**TASK OBJECTIVE:** Reproduce all entries precisely as they are written.

***** SUPPLIED RECORDS

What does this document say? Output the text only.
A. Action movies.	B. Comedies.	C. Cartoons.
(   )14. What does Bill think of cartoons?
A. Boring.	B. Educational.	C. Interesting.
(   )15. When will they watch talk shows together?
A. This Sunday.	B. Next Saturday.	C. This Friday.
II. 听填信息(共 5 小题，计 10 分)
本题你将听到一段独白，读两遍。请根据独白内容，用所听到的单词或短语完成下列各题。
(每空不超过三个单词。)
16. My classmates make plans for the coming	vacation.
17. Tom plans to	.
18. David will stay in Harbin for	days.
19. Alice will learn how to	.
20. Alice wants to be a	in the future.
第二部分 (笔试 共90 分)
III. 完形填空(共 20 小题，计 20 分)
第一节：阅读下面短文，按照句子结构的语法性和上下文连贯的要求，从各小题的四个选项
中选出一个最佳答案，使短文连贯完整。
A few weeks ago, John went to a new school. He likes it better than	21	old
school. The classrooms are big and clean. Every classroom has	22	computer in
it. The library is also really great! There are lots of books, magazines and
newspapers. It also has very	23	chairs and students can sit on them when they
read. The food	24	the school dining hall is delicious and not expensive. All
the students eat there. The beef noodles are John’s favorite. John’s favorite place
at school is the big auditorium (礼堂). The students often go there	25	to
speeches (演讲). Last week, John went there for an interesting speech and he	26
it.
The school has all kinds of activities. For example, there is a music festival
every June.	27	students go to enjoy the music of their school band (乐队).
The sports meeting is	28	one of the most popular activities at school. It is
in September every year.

**********

**OUTPUT FOR THIS EXERCISE:**
What does this document say? Output the text only.
A. Action movies.	B. Comedies.	C. Cartoons.
(   )14. What does Bill think of cartoons?
A. Boring.	B. Educational.	C. Interesting.
(   )15. When will they watch talk shows together?
A. This Sunday.	B. Next Saturday.	C. This Friday.
II. 听填信息(共 5 小题，计 10 分)
本题你将听到一段独白，读两遍。请根据独白内容，用所听到的单词或短语完成下列各题。
(每空不超过三个单词。)
16. My classmates make plans for the coming	vacation.
17. Tom plans to	.
18. David will stay in Harbin for	days.
19. Alice will learn how to	.
20. Alice wants to be a	in the future.
第二部分 (笔试 共90 分)
III. 完形填空(共 20 小题，计 20 分)
第一节：阅读下面短文，按照句子结构的语法性和上下文连贯的要求，从各小题的四个选项
中选出一个最佳答案，使短文连贯完整。
A few weeks ago, John went to a new school. He likes it better than	21	old
school. The classrooms are big and clean. Every classroom has	22	computer in
it. The library is also really great! There are lots of books, magazines and
newspapers. It also has very	23	chairs and students can sit on them when they
read. The food	24	the school dining hall is delicious and not expensive. All
the students eat there. The beef noodles are John’s favorite. John’s favorite place
at school is the big auditorium (礼堂). The students often go there	25	to
speeches (演讲). Last week, John went there for an interesting speech and he	26
it.
The school has all kinds of activities. For example, there is a music festival
every June.	27	students go to enjoy the music of their school band (乐队).
The sports meeting is	28	one of the most popular activities at school. It is
in September every year.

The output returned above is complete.